Update the SmartSnap summary below by rewriting the passage from "SmartSnap: Proactive Evidence" up to and including "efficient and reliable.", with "graphical user interfaces" changed to "GUIs".

→ Excerpt to read
Segment Open
SmartSnap: Proactive Evidence Seeking for Self-Verifying Agents
Shaofei Cai, Yulei Qin, Haojia Lin, Zihan Xu, Gang Li, Yuchen Shi, Zongyi Li, Yong Mao, Siqi Cai, Xiaoyu Tan, Yitao Liang, Ke Li, Xing Sun
2025-12-30
Summary
This paper introduces a new way to train AI agents to perform tasks on computers, specifically those with graphical user interfaces like apps on your phone. It focuses on making the process of checking if the AI successfully completed the task much more efficient and reliable.
What's the problem?
Currently, when training an AI to use a computer program, we have to let it try the task and *then* have another program check if it succeeded. This checking process looks at everything the AI did, which is often a lot of unnecessary information, making it slow, expensive, and sometimes inaccurate. It's like having someone watch a whole movie to see if the main character achieved their goal, instead of just focusing on the key scenes.
What's the solution?
Segment Closed
→ Records
Segment Open
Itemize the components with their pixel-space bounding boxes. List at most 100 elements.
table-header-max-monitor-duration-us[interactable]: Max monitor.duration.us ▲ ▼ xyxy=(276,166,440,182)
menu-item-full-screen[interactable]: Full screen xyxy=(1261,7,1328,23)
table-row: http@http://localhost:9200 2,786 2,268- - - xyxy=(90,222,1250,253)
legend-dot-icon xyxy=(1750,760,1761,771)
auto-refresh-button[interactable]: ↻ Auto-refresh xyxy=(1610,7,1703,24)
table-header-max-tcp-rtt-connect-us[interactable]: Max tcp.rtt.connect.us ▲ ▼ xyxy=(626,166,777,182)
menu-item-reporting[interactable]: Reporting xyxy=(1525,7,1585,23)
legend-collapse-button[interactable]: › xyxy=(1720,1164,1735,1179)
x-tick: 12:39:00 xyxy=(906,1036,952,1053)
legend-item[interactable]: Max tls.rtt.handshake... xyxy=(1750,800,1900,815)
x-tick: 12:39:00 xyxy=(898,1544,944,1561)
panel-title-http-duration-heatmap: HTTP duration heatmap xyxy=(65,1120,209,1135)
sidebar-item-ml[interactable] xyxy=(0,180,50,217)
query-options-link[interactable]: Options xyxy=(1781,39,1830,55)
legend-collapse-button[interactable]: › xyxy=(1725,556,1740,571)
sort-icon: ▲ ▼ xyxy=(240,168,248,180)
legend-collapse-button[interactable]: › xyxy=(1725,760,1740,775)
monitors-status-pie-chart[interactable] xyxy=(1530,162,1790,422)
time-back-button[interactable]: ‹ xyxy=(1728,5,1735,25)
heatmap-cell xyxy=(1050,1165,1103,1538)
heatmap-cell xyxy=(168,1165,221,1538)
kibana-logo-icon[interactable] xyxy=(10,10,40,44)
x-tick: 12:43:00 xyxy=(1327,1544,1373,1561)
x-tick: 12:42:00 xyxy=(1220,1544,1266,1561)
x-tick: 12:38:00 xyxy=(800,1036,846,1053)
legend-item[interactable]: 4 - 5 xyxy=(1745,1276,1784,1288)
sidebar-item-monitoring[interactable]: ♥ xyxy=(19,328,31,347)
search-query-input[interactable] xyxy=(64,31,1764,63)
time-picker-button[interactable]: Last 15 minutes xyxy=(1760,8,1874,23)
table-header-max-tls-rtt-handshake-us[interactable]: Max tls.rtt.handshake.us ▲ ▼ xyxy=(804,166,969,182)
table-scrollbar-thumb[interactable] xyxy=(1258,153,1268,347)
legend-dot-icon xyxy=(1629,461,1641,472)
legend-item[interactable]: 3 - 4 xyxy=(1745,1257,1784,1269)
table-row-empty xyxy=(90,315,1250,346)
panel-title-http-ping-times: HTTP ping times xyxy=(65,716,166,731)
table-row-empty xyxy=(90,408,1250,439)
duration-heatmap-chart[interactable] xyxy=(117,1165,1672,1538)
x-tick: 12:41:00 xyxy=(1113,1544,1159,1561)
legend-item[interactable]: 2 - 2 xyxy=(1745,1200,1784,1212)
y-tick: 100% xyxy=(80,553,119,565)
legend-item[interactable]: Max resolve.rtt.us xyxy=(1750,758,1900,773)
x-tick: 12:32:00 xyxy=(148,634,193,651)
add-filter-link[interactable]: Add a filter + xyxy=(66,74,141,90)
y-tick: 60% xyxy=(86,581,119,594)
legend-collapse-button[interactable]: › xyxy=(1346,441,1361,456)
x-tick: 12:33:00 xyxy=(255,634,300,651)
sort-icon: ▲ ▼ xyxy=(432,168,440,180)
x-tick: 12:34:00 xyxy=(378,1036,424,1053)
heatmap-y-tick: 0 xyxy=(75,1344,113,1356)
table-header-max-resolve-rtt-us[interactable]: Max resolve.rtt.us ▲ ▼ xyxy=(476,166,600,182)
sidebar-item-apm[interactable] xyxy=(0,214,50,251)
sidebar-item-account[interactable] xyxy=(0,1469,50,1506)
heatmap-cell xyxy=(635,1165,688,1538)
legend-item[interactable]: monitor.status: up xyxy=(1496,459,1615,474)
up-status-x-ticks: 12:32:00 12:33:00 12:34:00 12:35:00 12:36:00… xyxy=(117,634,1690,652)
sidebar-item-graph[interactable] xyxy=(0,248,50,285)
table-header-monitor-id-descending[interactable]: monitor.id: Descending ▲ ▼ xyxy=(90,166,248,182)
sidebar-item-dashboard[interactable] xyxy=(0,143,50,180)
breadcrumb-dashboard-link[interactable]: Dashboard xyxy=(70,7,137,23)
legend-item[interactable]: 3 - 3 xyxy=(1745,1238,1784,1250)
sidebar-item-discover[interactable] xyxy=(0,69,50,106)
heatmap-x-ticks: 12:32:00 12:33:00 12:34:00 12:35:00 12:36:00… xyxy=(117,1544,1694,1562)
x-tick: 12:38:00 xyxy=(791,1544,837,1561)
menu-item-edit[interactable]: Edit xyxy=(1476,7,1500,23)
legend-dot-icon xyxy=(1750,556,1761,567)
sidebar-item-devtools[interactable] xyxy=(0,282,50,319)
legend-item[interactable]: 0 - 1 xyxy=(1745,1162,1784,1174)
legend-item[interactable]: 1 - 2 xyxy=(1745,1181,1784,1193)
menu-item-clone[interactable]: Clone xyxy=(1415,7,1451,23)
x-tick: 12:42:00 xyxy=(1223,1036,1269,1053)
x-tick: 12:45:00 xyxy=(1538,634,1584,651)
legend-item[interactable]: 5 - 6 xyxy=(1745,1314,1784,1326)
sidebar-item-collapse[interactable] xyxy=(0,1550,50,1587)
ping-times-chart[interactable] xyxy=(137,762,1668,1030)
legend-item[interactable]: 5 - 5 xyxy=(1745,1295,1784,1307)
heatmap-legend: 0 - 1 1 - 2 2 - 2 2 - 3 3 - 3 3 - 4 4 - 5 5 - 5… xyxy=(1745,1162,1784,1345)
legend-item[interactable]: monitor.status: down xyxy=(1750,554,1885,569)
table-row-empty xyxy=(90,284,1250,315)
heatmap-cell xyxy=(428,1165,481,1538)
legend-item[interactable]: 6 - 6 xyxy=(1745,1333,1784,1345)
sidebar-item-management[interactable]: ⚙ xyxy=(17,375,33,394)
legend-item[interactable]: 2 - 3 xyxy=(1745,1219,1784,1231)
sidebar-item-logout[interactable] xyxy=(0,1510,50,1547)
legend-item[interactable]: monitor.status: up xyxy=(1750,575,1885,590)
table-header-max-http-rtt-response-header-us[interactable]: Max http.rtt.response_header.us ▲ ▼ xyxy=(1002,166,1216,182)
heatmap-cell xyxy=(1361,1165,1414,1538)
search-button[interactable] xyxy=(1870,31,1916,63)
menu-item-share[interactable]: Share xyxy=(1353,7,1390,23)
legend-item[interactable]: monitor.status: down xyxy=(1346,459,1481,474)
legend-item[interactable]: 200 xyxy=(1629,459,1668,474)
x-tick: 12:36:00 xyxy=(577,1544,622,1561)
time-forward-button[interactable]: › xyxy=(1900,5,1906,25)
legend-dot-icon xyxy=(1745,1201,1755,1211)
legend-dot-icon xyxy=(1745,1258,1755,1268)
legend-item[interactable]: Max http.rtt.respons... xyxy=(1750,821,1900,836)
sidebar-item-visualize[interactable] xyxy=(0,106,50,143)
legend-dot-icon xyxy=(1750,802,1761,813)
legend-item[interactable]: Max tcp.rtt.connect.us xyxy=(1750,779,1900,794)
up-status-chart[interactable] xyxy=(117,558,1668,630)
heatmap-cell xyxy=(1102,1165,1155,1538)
Segment Closed
→ Output of the task
SmartSnap: Proactive Evidence Seeking for Self-Verifying Agents
Shaofei Cai, Yulei Qin, Haojia Lin, Zihan Xu, Gang Li, Yuchen Shi, Zongyi Li, Yong Mao, Siqi Cai, Xiaoyu Tan, Yitao Liang, Ke Li, Xing Sun
2025-12-30
Summary
This paper introduces a new way to train AI agents to perform tasks on computers, specifically those with GUIs like apps on your phone. It focuses on making the process of checking if the AI successfully completed the task much more efficient and reliable.